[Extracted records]
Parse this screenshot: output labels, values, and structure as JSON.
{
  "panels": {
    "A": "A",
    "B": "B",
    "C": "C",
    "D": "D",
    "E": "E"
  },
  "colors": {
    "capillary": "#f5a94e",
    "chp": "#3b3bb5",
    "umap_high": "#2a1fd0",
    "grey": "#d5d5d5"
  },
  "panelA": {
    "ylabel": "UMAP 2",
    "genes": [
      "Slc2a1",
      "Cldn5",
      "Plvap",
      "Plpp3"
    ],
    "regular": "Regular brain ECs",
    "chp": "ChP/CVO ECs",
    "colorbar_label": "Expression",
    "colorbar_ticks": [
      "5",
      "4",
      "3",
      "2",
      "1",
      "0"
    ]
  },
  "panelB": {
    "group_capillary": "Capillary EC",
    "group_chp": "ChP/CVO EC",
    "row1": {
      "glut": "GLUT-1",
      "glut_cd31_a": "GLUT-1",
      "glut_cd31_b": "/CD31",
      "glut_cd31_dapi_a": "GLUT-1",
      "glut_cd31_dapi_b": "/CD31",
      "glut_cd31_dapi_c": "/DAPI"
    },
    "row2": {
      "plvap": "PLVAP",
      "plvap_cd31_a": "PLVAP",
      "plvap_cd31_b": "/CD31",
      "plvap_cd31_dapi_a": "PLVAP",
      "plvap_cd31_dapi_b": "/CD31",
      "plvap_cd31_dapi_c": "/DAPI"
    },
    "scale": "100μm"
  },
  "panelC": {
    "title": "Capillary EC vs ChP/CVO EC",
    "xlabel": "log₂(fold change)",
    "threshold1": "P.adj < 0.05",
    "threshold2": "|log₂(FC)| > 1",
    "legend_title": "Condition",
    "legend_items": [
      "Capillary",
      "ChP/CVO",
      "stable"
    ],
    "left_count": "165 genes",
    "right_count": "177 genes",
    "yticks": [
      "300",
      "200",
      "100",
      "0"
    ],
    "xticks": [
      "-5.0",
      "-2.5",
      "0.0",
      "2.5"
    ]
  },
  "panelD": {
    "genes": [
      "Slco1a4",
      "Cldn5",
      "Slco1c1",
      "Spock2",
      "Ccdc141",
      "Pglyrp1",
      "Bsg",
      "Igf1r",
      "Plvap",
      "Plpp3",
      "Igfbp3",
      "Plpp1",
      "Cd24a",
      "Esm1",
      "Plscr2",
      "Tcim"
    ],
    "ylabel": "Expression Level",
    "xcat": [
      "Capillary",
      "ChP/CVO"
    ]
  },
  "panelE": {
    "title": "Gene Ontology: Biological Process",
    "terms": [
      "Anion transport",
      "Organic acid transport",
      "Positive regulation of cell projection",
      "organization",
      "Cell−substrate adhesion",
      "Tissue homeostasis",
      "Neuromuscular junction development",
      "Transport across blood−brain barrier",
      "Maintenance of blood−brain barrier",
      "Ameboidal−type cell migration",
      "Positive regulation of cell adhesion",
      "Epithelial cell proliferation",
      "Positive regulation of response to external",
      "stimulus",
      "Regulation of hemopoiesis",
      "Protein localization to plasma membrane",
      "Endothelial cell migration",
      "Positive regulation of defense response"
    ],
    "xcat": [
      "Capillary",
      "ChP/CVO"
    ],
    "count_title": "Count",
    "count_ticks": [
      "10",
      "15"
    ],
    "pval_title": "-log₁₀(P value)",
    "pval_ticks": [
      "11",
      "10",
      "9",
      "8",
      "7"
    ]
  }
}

▸ Description of the task
What lines in the data hold the word "Positive"? Return them.

▸ Exercise solution
      "Positive regulation of cell projection",
      "Positive regulation of cell adhesion",
      "Positive regulation of response to external",
      "Positive regulation of defense response"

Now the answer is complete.